» **Requirements**
Return all lines below containing the word "Score".

[Data entries for graphics]
* BEGIN *
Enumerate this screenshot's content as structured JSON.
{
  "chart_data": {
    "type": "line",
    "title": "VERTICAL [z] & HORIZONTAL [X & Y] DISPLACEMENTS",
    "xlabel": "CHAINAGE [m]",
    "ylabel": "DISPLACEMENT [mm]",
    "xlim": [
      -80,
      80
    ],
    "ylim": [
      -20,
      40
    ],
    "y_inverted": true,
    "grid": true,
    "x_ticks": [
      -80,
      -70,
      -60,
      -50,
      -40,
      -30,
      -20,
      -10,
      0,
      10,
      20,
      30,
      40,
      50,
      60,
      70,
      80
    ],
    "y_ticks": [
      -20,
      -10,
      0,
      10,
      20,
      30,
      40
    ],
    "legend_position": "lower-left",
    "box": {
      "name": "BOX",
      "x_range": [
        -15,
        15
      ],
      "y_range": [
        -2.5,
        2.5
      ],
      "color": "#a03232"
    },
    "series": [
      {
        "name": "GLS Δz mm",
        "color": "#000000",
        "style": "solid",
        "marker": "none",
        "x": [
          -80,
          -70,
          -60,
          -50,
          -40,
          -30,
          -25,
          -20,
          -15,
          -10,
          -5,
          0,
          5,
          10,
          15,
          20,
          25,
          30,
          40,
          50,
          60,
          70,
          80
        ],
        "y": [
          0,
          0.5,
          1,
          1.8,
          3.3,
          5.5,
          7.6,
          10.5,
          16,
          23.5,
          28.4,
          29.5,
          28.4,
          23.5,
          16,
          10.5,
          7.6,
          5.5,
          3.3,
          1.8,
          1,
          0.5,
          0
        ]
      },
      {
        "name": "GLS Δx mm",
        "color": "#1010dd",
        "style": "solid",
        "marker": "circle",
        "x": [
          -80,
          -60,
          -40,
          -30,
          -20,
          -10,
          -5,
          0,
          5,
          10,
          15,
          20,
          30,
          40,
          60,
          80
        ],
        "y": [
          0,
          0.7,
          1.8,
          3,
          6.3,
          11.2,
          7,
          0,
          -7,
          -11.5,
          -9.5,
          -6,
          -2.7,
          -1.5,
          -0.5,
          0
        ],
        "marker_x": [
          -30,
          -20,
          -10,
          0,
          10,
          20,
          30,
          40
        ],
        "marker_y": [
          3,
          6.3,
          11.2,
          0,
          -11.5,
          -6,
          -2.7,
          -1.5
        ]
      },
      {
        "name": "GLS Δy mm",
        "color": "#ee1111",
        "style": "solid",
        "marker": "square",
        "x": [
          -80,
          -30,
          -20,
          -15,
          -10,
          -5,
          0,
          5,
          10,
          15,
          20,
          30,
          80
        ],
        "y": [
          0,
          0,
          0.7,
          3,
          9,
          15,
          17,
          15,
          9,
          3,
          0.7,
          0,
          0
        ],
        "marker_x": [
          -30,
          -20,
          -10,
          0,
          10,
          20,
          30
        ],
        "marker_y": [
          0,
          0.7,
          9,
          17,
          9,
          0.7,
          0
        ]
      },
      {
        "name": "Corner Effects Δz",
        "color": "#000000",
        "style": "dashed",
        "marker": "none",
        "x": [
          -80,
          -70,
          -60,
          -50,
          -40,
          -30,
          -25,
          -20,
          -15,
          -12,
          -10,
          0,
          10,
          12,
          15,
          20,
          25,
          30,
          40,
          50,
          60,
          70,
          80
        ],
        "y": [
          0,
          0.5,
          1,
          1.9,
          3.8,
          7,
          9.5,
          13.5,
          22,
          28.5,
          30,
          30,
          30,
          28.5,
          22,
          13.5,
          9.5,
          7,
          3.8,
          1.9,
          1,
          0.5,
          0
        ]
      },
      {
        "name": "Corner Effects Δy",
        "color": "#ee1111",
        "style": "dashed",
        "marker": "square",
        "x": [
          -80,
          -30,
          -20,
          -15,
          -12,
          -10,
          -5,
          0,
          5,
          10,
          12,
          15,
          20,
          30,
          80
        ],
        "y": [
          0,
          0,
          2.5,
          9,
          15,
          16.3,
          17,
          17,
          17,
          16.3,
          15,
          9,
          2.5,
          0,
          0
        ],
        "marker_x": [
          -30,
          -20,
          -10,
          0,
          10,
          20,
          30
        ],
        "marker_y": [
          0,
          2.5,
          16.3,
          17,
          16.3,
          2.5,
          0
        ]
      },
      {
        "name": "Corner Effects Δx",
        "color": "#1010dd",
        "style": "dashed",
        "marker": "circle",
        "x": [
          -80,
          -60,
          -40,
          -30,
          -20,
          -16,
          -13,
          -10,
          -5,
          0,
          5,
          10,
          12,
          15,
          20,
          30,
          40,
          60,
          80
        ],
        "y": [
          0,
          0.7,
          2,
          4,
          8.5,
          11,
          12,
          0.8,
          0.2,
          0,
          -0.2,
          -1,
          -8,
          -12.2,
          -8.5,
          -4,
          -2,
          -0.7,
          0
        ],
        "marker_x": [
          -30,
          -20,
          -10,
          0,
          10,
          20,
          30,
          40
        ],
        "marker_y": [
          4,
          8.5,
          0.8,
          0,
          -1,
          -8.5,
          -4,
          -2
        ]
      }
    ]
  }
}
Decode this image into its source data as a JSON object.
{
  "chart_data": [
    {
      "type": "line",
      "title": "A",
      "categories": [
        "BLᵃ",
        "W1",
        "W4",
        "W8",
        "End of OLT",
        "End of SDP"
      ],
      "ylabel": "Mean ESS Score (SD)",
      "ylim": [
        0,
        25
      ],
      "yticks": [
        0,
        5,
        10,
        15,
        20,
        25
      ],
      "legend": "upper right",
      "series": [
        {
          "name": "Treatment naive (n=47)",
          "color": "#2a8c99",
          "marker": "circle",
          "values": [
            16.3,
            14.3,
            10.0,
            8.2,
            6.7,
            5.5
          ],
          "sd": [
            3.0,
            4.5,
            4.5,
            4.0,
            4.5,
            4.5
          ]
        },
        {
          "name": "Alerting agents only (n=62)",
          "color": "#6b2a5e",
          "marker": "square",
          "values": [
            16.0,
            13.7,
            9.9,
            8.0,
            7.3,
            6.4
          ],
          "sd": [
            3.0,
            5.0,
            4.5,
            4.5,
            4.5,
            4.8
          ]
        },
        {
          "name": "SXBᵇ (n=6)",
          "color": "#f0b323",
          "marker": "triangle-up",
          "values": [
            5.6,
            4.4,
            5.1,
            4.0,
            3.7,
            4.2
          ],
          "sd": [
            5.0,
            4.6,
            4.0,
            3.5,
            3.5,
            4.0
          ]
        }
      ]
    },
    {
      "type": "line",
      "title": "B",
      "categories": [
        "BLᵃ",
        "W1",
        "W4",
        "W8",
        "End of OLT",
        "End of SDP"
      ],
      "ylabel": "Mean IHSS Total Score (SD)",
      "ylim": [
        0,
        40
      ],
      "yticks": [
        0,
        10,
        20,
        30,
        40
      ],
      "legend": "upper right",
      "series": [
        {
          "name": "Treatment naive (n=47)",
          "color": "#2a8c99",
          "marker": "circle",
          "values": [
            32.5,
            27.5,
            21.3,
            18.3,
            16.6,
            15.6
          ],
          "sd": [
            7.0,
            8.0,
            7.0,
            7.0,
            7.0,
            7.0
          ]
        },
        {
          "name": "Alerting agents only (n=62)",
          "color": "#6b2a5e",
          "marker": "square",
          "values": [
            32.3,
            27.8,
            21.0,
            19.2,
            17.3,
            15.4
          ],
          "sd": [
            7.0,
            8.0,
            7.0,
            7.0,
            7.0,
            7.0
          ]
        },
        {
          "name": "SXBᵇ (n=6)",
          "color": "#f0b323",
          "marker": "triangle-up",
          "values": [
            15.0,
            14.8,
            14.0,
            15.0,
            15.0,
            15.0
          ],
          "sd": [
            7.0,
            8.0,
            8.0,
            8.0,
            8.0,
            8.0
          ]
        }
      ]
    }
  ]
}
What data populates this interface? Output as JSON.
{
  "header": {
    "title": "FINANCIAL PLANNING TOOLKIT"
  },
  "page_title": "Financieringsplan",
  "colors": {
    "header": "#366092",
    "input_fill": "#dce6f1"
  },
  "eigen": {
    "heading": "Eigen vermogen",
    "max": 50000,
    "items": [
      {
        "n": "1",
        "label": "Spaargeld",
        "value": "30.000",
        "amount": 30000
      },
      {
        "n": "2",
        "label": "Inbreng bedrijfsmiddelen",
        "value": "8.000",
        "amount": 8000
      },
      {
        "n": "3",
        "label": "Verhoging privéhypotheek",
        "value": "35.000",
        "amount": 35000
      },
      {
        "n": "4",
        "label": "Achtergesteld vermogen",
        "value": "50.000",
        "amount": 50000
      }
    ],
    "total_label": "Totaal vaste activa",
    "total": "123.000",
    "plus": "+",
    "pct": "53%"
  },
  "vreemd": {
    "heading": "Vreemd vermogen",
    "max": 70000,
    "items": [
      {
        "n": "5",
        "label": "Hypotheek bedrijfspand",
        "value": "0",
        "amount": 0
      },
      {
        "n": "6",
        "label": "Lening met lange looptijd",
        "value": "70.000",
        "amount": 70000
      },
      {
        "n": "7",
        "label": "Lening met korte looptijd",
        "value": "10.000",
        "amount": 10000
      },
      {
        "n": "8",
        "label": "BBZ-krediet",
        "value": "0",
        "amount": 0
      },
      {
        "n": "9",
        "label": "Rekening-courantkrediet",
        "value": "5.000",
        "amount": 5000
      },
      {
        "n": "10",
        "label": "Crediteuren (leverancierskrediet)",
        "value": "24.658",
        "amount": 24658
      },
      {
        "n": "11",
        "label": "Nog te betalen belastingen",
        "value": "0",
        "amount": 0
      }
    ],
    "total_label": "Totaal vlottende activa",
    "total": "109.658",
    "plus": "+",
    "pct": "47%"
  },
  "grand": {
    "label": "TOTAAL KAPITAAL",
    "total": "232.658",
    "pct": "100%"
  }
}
* END *
» **Finished exercise**
      "ylabel": "Mean ESS Score (SD)",
      "ylabel": "Mean IHSS Total Score (SD)",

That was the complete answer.